* [Excerpted data]:
══════════

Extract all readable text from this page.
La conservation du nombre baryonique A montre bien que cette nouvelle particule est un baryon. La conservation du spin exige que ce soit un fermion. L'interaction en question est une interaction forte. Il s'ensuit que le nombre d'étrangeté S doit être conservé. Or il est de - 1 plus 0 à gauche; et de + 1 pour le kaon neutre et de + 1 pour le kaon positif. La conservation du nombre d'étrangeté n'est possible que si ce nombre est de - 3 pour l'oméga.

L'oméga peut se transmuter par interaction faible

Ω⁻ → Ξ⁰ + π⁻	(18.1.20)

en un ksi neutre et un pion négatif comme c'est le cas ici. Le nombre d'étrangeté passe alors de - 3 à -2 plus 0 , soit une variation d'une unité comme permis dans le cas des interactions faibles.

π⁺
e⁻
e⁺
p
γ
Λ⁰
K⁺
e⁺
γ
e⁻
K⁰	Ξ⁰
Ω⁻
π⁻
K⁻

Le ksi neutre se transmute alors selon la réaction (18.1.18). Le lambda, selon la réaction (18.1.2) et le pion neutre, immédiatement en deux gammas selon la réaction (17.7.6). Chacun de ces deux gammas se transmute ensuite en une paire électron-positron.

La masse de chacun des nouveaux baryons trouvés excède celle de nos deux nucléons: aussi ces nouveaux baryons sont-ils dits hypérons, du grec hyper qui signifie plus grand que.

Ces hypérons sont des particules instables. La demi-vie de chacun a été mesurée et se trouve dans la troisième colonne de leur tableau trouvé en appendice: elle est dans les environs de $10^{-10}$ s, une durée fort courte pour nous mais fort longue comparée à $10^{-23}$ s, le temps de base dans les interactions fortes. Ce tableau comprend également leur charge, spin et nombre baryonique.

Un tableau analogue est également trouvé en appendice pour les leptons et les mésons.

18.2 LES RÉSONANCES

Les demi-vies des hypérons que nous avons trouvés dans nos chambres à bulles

══════════

* [Written instruction]: In the listing, find every line containing the word "trouvés" and list it.

* [Result of the exercise]:
La masse de chacun des nouveaux baryons trouvés excède celle de nos deux nucléons: aussi ces nouveaux baryons sont-ils dits hypérons, du grec hyper qui signifie plus grand que.
Les demi-vies des hypérons que nous avons trouvés dans nos chambres à bulles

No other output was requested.